-- REQUIRED TASK --
Pick every line with "this" from the material below.
----- MATERIAL PROVIDED -----
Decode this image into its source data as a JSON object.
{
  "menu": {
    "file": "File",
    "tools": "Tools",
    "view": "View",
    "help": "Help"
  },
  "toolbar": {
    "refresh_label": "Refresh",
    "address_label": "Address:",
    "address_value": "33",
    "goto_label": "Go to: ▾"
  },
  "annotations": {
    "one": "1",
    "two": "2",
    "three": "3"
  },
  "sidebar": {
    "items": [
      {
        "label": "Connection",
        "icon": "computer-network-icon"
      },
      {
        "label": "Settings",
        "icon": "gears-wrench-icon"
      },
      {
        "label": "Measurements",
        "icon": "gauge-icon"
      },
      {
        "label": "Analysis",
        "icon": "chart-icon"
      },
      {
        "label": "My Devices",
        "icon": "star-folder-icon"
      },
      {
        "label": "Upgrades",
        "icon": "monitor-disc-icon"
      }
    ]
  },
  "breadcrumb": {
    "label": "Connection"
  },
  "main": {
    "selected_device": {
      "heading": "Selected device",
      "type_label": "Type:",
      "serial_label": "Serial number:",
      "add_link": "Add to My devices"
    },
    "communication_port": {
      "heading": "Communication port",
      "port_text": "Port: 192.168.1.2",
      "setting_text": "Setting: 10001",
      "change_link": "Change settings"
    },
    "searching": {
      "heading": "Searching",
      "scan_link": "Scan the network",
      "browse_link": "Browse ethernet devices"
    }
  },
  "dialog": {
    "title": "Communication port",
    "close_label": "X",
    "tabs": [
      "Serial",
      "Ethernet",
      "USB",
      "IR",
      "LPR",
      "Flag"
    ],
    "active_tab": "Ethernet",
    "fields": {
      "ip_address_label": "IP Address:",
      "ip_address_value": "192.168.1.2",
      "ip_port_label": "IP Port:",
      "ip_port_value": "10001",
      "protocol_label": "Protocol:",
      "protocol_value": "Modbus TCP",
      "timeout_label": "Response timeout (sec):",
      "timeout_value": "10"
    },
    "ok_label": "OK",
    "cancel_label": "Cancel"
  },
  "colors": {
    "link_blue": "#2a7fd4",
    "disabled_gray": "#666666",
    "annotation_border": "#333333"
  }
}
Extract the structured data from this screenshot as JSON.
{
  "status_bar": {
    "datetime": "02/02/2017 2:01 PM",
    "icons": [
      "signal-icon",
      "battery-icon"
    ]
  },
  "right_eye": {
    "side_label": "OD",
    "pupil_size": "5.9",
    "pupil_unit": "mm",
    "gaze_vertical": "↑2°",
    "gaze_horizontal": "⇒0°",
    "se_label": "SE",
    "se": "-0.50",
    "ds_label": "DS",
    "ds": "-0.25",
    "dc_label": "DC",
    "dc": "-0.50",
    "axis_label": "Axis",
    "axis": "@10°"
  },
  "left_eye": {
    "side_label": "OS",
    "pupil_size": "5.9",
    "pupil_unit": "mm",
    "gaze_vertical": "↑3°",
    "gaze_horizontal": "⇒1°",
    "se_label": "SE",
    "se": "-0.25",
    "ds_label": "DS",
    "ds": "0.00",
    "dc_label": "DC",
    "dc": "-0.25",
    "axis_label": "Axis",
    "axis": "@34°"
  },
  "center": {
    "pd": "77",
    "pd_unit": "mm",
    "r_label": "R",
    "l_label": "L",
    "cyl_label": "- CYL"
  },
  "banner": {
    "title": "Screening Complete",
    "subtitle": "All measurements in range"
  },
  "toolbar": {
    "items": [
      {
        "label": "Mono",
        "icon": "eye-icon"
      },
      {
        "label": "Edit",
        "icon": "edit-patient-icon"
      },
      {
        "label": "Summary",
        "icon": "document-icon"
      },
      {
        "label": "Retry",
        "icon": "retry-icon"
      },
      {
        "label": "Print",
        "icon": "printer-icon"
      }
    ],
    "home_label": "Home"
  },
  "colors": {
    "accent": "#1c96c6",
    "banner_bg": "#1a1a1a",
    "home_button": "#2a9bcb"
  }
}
-----
-- EXERCISE RESULT --
Decode this image into its source data as a JSON object.
Extract the structured data from this screenshot as JSON.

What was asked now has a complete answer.